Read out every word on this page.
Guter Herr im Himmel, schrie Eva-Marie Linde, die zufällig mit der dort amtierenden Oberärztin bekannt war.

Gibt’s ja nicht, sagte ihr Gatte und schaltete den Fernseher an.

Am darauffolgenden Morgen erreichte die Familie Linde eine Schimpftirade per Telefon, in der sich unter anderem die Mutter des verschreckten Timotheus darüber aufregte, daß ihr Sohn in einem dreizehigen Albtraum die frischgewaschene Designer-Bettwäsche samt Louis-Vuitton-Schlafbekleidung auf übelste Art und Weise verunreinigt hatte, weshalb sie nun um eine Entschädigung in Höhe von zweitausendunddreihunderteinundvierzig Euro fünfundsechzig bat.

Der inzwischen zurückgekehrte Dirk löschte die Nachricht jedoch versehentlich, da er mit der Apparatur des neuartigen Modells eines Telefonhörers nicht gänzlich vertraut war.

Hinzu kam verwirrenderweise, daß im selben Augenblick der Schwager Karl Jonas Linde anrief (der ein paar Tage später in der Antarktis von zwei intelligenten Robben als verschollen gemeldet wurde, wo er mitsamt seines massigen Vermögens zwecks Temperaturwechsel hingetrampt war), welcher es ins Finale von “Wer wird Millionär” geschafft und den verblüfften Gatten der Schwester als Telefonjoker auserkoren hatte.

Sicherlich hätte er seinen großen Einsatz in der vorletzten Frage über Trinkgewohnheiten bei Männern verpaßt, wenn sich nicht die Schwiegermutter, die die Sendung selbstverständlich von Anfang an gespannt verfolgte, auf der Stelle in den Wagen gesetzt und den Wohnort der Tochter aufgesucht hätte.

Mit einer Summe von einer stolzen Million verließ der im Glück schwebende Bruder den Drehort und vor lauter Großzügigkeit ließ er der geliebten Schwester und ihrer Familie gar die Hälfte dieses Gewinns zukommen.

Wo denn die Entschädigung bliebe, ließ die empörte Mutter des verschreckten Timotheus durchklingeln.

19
+++
> [TASK DIRECTIONS] Copy all lines from the material that include "Entschädigung".

> [OUTPUT FOR THIS EXERCISE]
Am darauffolgenden Morgen erreichte die Familie Linde eine Schimpftirade per Telefon, in der sich unter anderem die Mutter des verschreckten Timotheus darüber aufregte, daß ihr Sohn in einem dreizehigen Albtraum die frischgewaschene Designer-Bettwäsche samt Louis-Vuitton-Schlafbekleidung auf übelste Art und Weise verunreinigt hatte, weshalb sie nun um eine Entschädigung in Höhe von zweitausendunddreihunderteinundvierzig Euro fünfundsechzig bat.
Wo denn die Entschädigung bliebe, ließ die empörte Mutter des verschreckten Timotheus durchklingeln.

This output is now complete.